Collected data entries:
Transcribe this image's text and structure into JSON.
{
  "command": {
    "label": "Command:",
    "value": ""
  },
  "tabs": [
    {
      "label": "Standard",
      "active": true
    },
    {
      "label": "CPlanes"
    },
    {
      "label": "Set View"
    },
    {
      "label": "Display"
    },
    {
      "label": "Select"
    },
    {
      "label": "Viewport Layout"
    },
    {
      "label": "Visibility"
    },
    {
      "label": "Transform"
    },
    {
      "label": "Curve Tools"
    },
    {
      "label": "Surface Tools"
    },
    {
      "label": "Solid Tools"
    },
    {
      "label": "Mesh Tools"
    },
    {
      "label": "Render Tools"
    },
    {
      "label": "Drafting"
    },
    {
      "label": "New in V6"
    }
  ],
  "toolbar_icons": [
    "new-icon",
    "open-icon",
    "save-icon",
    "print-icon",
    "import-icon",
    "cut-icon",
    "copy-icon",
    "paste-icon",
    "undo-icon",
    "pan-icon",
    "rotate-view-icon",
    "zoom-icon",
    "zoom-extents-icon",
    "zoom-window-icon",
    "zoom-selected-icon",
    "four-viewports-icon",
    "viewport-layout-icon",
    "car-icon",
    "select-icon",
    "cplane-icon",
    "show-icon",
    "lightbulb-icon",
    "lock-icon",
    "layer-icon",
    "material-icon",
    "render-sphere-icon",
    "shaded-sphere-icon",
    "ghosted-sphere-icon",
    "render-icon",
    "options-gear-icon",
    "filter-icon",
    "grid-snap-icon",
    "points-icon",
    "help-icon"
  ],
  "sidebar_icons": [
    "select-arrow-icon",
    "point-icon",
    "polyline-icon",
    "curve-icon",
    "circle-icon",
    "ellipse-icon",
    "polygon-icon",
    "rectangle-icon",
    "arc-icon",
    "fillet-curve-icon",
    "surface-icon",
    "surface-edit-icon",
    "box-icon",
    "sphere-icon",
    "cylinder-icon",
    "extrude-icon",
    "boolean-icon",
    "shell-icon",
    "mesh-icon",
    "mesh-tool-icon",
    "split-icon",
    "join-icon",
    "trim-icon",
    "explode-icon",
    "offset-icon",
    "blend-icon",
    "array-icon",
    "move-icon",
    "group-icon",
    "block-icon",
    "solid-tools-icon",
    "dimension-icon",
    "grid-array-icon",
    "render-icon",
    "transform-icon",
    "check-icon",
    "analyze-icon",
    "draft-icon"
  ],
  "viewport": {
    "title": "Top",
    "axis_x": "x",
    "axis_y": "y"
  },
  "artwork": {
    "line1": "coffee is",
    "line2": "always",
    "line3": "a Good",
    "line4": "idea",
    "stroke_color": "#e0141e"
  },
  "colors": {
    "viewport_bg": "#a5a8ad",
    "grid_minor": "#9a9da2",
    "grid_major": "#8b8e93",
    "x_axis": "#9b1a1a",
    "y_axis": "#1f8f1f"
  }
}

WRITTEN EXERCISE: State the number of lines in the records that include "zoom", and write nothing else.

SOLUTION TO THIS TASK: 4